# [Stated task]
Please repeat all of the lines that follow, exactly as written.

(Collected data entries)
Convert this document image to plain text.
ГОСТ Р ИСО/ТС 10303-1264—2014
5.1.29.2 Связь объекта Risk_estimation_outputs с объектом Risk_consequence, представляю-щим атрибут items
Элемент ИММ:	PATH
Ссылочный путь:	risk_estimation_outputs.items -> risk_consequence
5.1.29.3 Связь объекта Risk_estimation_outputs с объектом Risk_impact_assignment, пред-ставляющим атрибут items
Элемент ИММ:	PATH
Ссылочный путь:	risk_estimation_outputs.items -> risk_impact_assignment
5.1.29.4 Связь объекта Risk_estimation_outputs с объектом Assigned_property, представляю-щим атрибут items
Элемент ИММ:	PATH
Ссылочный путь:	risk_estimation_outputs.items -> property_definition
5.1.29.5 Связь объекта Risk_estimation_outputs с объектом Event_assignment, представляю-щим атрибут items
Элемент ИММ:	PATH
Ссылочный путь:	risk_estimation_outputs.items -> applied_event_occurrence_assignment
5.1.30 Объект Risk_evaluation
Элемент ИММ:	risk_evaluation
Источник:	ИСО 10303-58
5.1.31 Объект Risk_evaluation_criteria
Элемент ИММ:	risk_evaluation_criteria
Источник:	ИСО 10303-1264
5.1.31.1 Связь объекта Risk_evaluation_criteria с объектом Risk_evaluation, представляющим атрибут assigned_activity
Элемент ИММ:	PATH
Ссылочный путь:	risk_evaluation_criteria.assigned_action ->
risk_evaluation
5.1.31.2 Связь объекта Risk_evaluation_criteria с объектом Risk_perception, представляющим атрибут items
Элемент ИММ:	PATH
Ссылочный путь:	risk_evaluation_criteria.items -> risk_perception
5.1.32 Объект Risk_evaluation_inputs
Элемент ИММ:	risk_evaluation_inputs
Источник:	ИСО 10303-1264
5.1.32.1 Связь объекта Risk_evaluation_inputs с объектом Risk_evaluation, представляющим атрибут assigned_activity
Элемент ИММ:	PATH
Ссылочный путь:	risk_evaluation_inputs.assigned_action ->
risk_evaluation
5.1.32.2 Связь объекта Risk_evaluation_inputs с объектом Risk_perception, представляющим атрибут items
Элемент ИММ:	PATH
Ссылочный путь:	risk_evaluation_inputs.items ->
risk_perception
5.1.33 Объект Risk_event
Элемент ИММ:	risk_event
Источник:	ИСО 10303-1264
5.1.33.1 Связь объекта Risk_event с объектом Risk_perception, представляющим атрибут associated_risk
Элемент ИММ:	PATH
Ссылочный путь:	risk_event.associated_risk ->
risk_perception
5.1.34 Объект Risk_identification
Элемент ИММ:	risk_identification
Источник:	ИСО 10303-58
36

# [Answer to this exercise]
Convert this document image to plain text.
ГОСТ Р ИСО/ТС 10303-1264—2014
5.1.29.2 Связь объекта Risk_estimation_outputs с объектом Risk_consequence, представляю-щим атрибут items
Элемент ИММ:	PATH
Ссылочный путь:	risk_estimation_outputs.items -> risk_consequence
5.1.29.3 Связь объекта Risk_estimation_outputs с объектом Risk_impact_assignment, пред-ставляющим атрибут items
Элемент ИММ:	PATH
Ссылочный путь:	risk_estimation_outputs.items -> risk_impact_assignment
5.1.29.4 Связь объекта Risk_estimation_outputs с объектом Assigned_property, представляю-щим атрибут items
Элемент ИММ:	PATH
Ссылочный путь:	risk_estimation_outputs.items -> property_definition
5.1.29.5 Связь объекта Risk_estimation_outputs с объектом Event_assignment, представляю-щим атрибут items
Элемент ИММ:	PATH
Ссылочный путь:	risk_estimation_outputs.items -> applied_event_occurrence_assignment
5.1.30 Объект Risk_evaluation
Элемент ИММ:	risk_evaluation
Источник:	ИСО 10303-58
5.1.31 Объект Risk_evaluation_criteria
Элемент ИММ:	risk_evaluation_criteria
Источник:	ИСО 10303-1264
5.1.31.1 Связь объекта Risk_evaluation_criteria с объектом Risk_evaluation, представляющим атрибут assigned_activity
Элемент ИММ:	PATH
Ссылочный путь:	risk_evaluation_criteria.assigned_action ->
risk_evaluation
5.1.31.2 Связь объекта Risk_evaluation_criteria с объектом Risk_perception, представляющим атрибут items
Элемент ИММ:	PATH
Ссылочный путь:	risk_evaluation_criteria.items -> risk_perception
5.1.32 Объект Risk_evaluation_inputs
Элемент ИММ:	risk_evaluation_inputs
Источник:	ИСО 10303-1264
5.1.32.1 Связь объекта Risk_evaluation_inputs с объектом Risk_evaluation, представляющим атрибут assigned_activity
Элемент ИММ:	PATH
Ссылочный путь:	risk_evaluation_inputs.assigned_action ->
risk_evaluation
5.1.32.2 Связь объекта Risk_evaluation_inputs с объектом Risk_perception, представляющим атрибут items
Элемент ИММ:	PATH
Ссылочный путь:	risk_evaluation_inputs.items ->
risk_perception
5.1.33 Объект Risk_event
Элемент ИММ:	risk_event
Источник:	ИСО 10303-1264
5.1.33.1 Связь объекта Risk_event с объектом Risk_perception, представляющим атрибут associated_risk
Элемент ИММ:	PATH
Ссылочный путь:	risk_event.associated_risk ->
risk_perception
5.1.34 Объект Risk_identification
Элемент ИММ:	risk_identification
Источник:	ИСО 10303-58
36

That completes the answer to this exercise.